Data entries
* * * * *

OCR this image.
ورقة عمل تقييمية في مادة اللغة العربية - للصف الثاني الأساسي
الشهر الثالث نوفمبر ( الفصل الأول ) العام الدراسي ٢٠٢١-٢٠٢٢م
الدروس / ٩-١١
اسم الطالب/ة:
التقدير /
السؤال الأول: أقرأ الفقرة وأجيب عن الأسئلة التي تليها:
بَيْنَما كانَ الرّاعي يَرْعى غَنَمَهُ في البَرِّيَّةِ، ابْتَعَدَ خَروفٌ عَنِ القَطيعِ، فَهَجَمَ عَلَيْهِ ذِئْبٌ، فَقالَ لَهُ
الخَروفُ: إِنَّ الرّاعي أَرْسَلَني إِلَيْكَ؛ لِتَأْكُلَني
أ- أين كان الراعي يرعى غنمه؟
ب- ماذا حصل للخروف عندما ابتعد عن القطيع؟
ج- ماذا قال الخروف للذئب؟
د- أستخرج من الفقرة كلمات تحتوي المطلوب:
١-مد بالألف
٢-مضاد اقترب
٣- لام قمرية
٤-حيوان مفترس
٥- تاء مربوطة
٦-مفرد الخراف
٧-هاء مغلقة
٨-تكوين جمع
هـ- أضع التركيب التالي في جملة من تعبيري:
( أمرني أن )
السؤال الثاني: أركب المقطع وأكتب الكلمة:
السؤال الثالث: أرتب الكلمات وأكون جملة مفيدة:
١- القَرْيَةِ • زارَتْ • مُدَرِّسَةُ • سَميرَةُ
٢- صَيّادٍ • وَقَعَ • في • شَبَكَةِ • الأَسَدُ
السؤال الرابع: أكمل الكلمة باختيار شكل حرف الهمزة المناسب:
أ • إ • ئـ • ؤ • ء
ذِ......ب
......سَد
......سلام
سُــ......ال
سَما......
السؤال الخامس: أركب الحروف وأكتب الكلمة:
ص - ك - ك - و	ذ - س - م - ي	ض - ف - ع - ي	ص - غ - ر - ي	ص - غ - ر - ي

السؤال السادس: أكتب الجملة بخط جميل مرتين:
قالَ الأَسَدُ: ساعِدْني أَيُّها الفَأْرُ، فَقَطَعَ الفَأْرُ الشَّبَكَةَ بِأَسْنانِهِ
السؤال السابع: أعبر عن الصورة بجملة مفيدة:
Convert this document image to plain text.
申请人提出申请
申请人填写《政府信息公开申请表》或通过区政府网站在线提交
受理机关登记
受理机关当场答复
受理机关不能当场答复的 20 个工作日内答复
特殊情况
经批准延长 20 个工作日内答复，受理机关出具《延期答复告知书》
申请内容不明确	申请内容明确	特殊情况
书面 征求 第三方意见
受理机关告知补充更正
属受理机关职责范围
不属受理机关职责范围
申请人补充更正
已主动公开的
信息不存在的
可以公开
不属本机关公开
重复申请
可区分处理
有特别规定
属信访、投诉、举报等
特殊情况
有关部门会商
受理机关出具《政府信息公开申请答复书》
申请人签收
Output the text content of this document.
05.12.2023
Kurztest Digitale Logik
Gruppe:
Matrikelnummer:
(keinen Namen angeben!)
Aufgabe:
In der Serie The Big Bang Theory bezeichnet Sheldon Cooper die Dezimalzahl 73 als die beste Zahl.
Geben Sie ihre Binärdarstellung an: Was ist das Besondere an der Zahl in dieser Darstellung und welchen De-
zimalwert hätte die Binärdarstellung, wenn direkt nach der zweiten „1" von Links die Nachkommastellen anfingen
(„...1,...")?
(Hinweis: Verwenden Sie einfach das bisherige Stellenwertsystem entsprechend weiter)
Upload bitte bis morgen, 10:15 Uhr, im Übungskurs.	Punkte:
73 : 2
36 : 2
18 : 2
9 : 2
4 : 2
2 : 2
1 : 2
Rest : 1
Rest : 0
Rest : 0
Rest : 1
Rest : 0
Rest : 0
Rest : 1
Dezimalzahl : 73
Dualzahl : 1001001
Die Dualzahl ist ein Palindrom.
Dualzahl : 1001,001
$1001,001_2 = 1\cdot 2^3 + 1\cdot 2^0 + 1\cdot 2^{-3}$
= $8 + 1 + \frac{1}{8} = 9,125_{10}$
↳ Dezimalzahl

* * * * *

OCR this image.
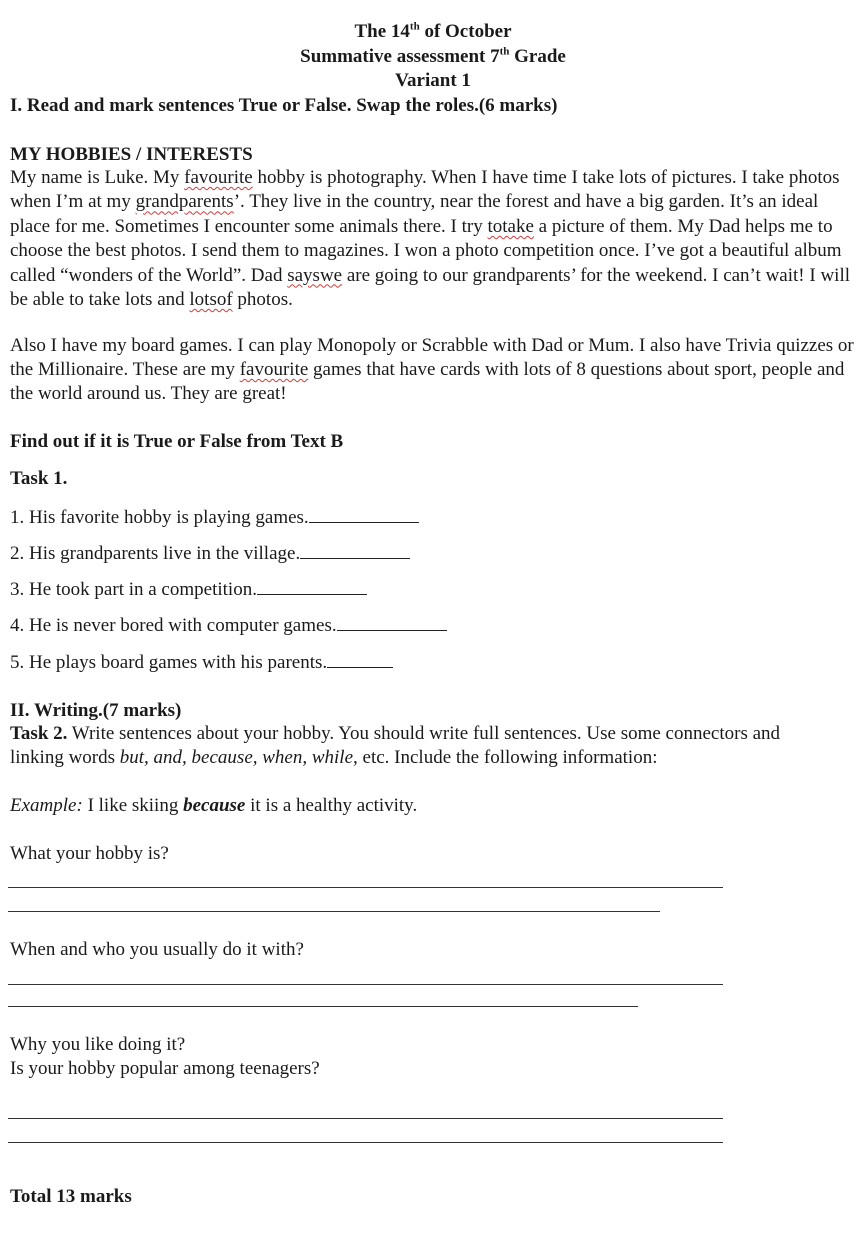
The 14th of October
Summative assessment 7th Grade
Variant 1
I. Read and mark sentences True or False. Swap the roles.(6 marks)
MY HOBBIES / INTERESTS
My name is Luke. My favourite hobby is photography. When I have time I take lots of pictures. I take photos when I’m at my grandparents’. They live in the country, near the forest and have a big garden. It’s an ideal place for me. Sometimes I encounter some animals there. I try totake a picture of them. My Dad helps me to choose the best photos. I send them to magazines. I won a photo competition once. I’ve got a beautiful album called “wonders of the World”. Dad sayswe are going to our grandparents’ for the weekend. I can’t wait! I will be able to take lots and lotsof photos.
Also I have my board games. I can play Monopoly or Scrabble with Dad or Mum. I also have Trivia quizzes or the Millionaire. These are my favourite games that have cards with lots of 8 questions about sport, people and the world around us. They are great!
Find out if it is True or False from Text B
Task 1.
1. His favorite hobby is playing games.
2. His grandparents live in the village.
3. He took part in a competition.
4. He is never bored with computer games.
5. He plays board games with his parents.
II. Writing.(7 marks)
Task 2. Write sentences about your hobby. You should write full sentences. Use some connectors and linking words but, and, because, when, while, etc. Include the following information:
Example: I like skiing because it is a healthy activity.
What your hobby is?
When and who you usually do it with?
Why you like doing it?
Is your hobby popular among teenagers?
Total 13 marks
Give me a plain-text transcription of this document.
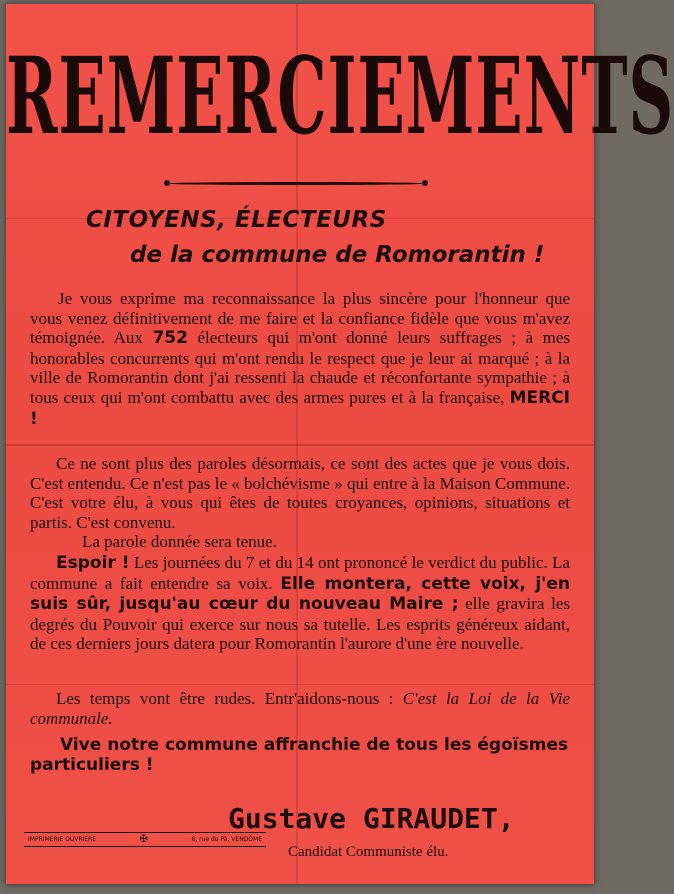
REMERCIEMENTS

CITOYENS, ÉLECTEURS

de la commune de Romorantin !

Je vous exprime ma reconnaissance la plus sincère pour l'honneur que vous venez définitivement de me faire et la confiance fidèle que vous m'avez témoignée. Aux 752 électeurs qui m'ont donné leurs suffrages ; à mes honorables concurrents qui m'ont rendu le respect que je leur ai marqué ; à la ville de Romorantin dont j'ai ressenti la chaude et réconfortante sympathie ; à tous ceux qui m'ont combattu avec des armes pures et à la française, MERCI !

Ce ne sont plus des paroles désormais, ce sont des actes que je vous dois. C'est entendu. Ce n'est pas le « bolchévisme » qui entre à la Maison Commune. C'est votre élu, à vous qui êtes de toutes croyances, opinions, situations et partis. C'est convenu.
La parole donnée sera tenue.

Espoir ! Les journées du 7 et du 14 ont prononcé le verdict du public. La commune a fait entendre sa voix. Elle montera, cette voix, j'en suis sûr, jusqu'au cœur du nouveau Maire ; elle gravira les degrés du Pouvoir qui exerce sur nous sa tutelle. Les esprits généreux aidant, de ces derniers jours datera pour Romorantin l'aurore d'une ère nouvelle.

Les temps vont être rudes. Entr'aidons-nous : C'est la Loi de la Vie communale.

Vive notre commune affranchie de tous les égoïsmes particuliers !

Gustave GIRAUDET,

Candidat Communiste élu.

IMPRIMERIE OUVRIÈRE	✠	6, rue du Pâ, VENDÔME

* * * * *

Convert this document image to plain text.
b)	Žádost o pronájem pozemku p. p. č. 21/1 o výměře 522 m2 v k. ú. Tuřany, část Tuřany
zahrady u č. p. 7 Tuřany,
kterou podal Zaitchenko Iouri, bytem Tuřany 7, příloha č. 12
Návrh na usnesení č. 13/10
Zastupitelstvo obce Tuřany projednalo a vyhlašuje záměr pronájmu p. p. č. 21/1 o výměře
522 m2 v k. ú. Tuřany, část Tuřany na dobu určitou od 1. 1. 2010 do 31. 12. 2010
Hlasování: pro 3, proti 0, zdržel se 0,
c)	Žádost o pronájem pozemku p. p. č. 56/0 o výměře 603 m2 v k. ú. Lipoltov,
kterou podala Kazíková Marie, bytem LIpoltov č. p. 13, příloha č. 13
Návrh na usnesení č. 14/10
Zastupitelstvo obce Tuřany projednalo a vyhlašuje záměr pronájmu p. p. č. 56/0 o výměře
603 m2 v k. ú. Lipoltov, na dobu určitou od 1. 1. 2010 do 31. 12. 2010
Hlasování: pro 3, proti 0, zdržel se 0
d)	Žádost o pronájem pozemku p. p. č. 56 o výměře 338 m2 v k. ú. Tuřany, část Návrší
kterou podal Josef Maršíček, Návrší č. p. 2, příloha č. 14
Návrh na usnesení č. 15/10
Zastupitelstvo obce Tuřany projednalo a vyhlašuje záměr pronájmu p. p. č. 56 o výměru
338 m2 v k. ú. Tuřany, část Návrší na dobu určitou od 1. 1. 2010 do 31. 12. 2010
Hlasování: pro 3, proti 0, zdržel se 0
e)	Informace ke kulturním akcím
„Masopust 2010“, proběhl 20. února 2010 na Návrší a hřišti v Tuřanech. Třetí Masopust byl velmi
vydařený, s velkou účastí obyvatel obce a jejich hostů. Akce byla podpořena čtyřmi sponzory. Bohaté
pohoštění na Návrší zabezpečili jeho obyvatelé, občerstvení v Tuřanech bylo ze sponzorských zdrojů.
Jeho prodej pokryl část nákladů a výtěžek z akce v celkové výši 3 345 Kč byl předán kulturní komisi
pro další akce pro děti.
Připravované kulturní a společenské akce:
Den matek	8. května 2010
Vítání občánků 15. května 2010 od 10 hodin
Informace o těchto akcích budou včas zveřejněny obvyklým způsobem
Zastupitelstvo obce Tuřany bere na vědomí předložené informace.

* * * * *

* WHAT TO DO *
Give only the count of lines in this material that contain the string "competition".

* TASK RESPONSE *
2